◆ **WHAT TO DO**
Review the material line by line. Identify and copy every line that contains the string "días".

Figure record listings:
(begin)

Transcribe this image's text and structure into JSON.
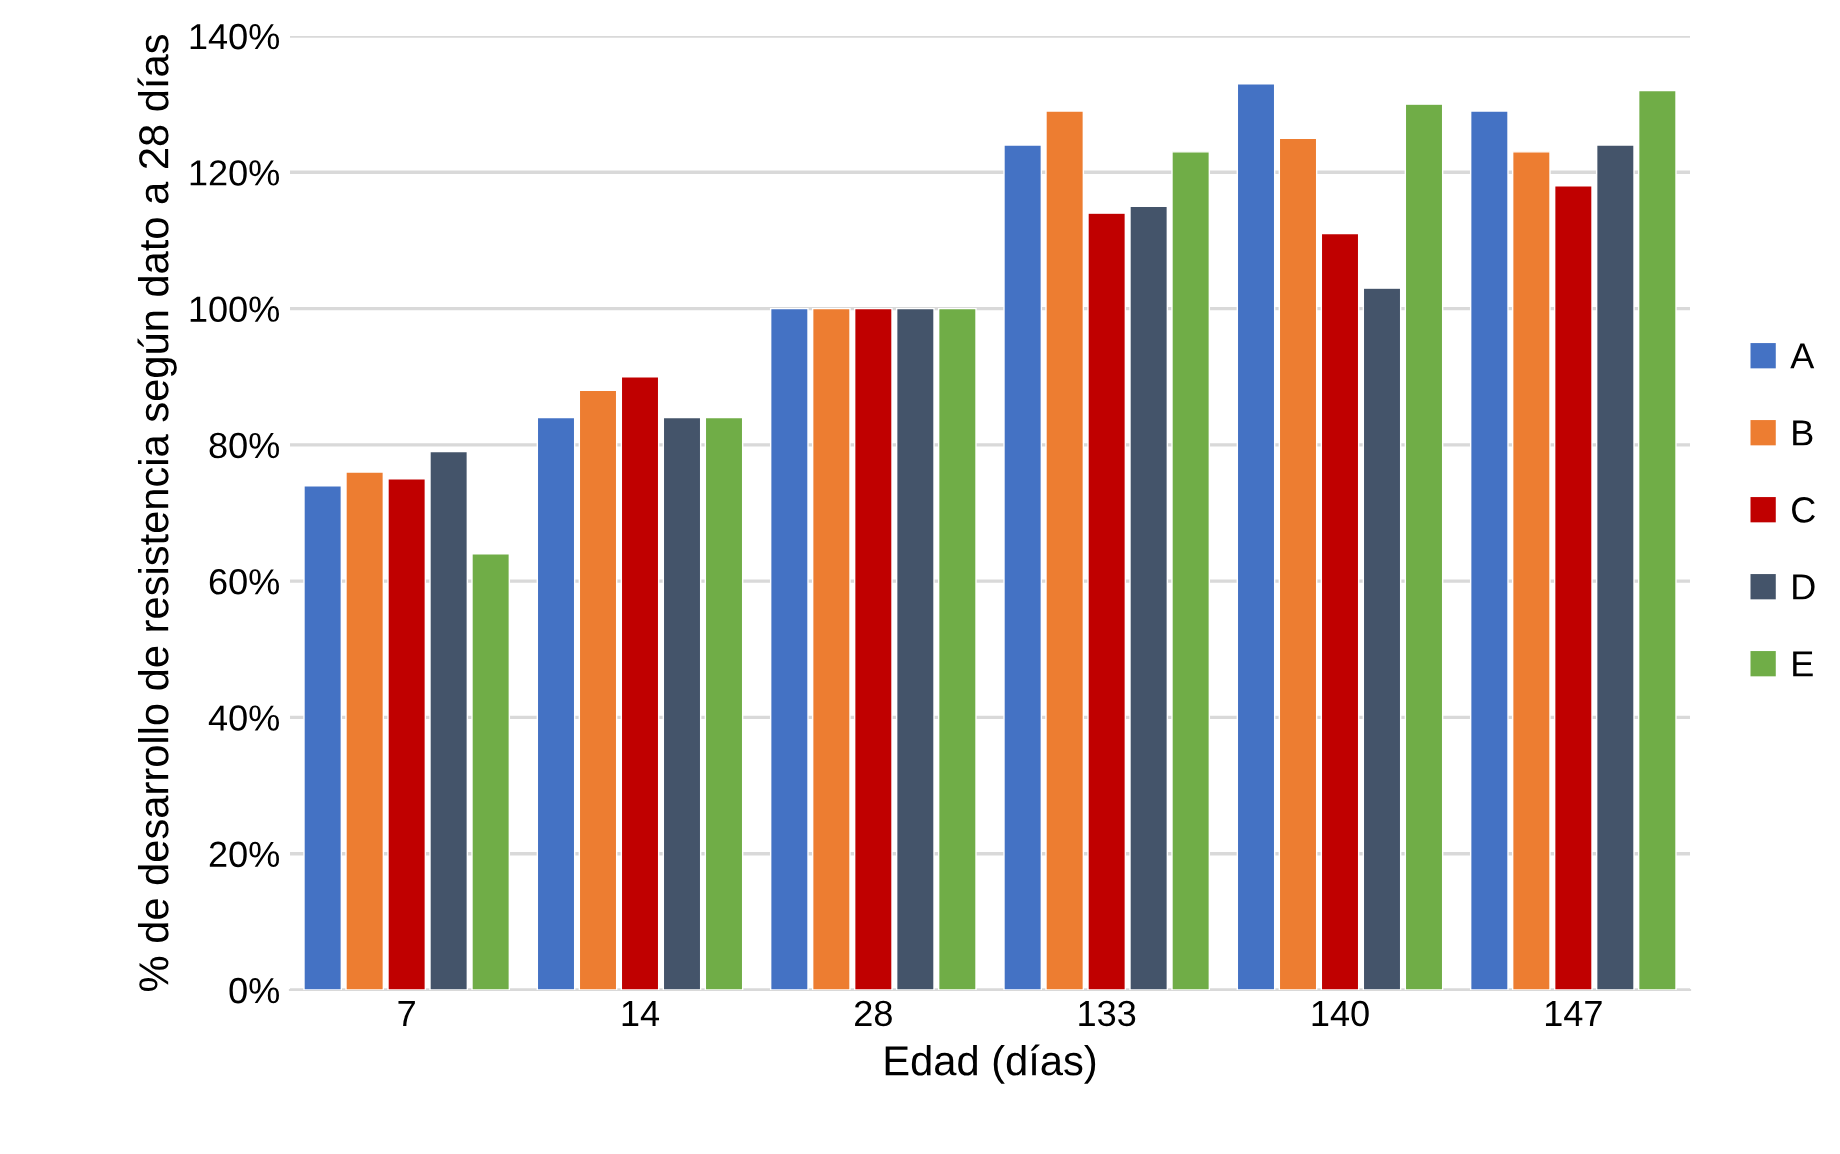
{
  "chart_data": {
    "type": "bar",
    "xlabel": "Edad (días)",
    "ylabel": "% de desarrollo de resistencia según dato a 28 días",
    "categories": [
      "7",
      "14",
      "28",
      "133",
      "140",
      "147"
    ],
    "series": [
      {
        "name": "A",
        "color": "#4472c4",
        "values": [
          74,
          84,
          100,
          124,
          133,
          129
        ]
      },
      {
        "name": "B",
        "color": "#ed7d31",
        "values": [
          76,
          88,
          100,
          129,
          125,
          123
        ]
      },
      {
        "name": "C",
        "color": "#c00000",
        "values": [
          75,
          90,
          100,
          114,
          111,
          118
        ]
      },
      {
        "name": "D",
        "color": "#44546a",
        "values": [
          79,
          84,
          100,
          115,
          103,
          124
        ]
      },
      {
        "name": "E",
        "color": "#70ad47",
        "values": [
          64,
          84,
          100,
          123,
          130,
          132
        ]
      }
    ],
    "ylim": [
      0,
      140
    ],
    "yticks": [
      {
        "value": 0,
        "label": "0%"
      },
      {
        "value": 20,
        "label": "20%"
      },
      {
        "value": 40,
        "label": "40%"
      },
      {
        "value": 60,
        "label": "60%"
      },
      {
        "value": 80,
        "label": "80%"
      },
      {
        "value": 100,
        "label": "100%"
      },
      {
        "value": 120,
        "label": "120%"
      },
      {
        "value": 140,
        "label": "140%"
      }
    ],
    "grid": "y",
    "legend": "right"
  }
}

(end)

◆ **RESPONSE BELOW**
    "xlabel": "Edad (días)",
    "ylabel": "% de desarrollo de resistencia según dato a 28 días",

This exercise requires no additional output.